- [Records supplied]:
** start **
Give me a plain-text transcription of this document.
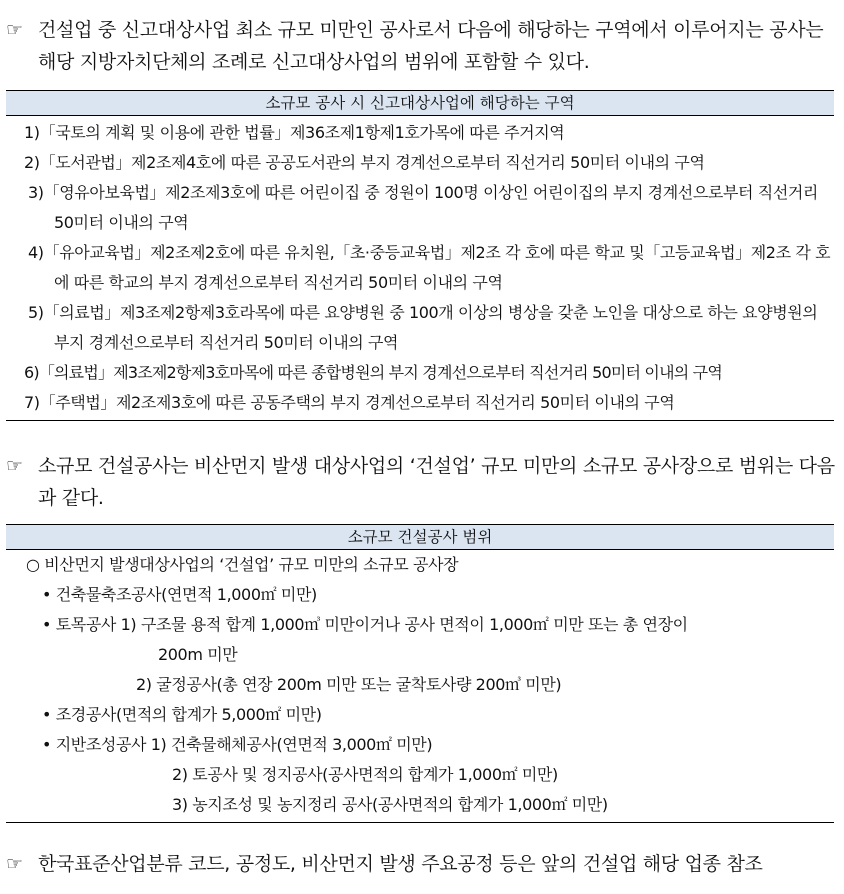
☞ 건설업 중 신고대상사업 최소 규모 미만인 공사로서 다음에 해당하는 구역에서 이루어지는 공사는 해당 지방자치단체의 조례로 신고대상사업의 범위에 포함할 수 있다.
소규모 공사 시 신고대상사업에 해당하는 구역
1)「국토의 계획 및 이용에 관한 법률」제36조제1항제1호가목에 따른 주거지역
2)「도서관법」제2조제4호에 따른 공공도서관의 부지 경계선으로부터 직선거리 50미터 이내의 구역
3)「영유아보육법」제2조제3호에 따른 어린이집 중 정원이 100명 이상인 어린이집의 부지 경계선으로부터 직선거리 50미터 이내의 구역
4)「유아교육법」제2조제2호에 따른 유치원,「초·중등교육법」제2조 각 호에 따른 학교 및「고등교육법」제2조 각 호에 따른 학교의 부지 경계선으로부터 직선거리 50미터 이내의 구역
5)「의료법」제3조제2항제3호라목에 따른 요양병원 중 100개 이상의 병상을 갖춘 노인을 대상으로 하는 요양병원의 부지 경계선으로부터 직선거리 50미터 이내의 구역
6)「의료법」제3조제2항제3호마목에 따른 종합병원의 부지 경계선으로부터 직선거리 50미터 이내의 구역
7)「주택법」제2조제3호에 따른 공동주택의 부지 경계선으로부터 직선거리 50미터 이내의 구역
☞ 소규모 건설공사는 비산먼지 발생 대상사업의 ‘건설업’ 규모 미만의 소규모 공사장으로 범위는 다음과 같다.
소규모 건설공사 범위
○ 비산먼지 발생대상사업의 ‘건설업’ 규모 미만의 소규모 공사장
• 건축물축조공사(연면적 1,000㎡ 미만)
• 토목공사 1) 구조물 용적 합계 1,000㎥ 미만이거나 공사 면적이 1,000㎡ 미만 또는 총 연장이
200m 미만
2) 굴정공사(총 연장 200m 미만 또는 굴착토사량 200㎥ 미만)
• 조경공사(면적의 합계가 5,000㎡ 미만)
• 지반조성공사 1) 건축물해체공사(연면적 3,000㎡ 미만)
2) 토공사 및 정지공사(공사면적의 합계가 1,000㎡ 미만)
3) 농지조성 및 농지정리 공사(공사면적의 합계가 1,000㎡ 미만)
☞ 한국표준산업분류 코드, 공정도, 비산먼지 발생 주요공정 등은 앞의 건설업 해당 업종 참조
** end **
- [What is being asked]:
Every line above should be repeated exactly; pictures stay out of the copy.

- [The answer]:
Give me a plain-text transcription of this document.
☞ 건설업 중 신고대상사업 최소 규모 미만인 공사로서 다음에 해당하는 구역에서 이루어지는 공사는 해당 지방자치단체의 조례로 신고대상사업의 범위에 포함할 수 있다.
소규모 공사 시 신고대상사업에 해당하는 구역
1)「국토의 계획 및 이용에 관한 법률」제36조제1항제1호가목에 따른 주거지역
2)「도서관법」제2조제4호에 따른 공공도서관의 부지 경계선으로부터 직선거리 50미터 이내의 구역
3)「영유아보육법」제2조제3호에 따른 어린이집 중 정원이 100명 이상인 어린이집의 부지 경계선으로부터 직선거리 50미터 이내의 구역
4)「유아교육법」제2조제2호에 따른 유치원,「초·중등교육법」제2조 각 호에 따른 학교 및「고등교육법」제2조 각 호에 따른 학교의 부지 경계선으로부터 직선거리 50미터 이내의 구역
5)「의료법」제3조제2항제3호라목에 따른 요양병원 중 100개 이상의 병상을 갖춘 노인을 대상으로 하는 요양병원의 부지 경계선으로부터 직선거리 50미터 이내의 구역
6)「의료법」제3조제2항제3호마목에 따른 종합병원의 부지 경계선으로부터 직선거리 50미터 이내의 구역
7)「주택법」제2조제3호에 따른 공동주택의 부지 경계선으로부터 직선거리 50미터 이내의 구역
☞ 소규모 건설공사는 비산먼지 발생 대상사업의 ‘건설업’ 규모 미만의 소규모 공사장으로 범위는 다음과 같다.
소규모 건설공사 범위
○ 비산먼지 발생대상사업의 ‘건설업’ 규모 미만의 소규모 공사장
• 건축물축조공사(연면적 1,000㎡ 미만)
• 토목공사 1) 구조물 용적 합계 1,000㎥ 미만이거나 공사 면적이 1,000㎡ 미만 또는 총 연장이
200m 미만
2) 굴정공사(총 연장 200m 미만 또는 굴착토사량 200㎥ 미만)
• 조경공사(면적의 합계가 5,000㎡ 미만)
• 지반조성공사 1) 건축물해체공사(연면적 3,000㎡ 미만)
2) 토공사 및 정지공사(공사면적의 합계가 1,000㎡ 미만)
3) 농지조성 및 농지정리 공사(공사면적의 합계가 1,000㎡ 미만)
☞ 한국표준산업분류 코드, 공정도, 비산먼지 발생 주요공정 등은 앞의 건설업 해당 업종 참조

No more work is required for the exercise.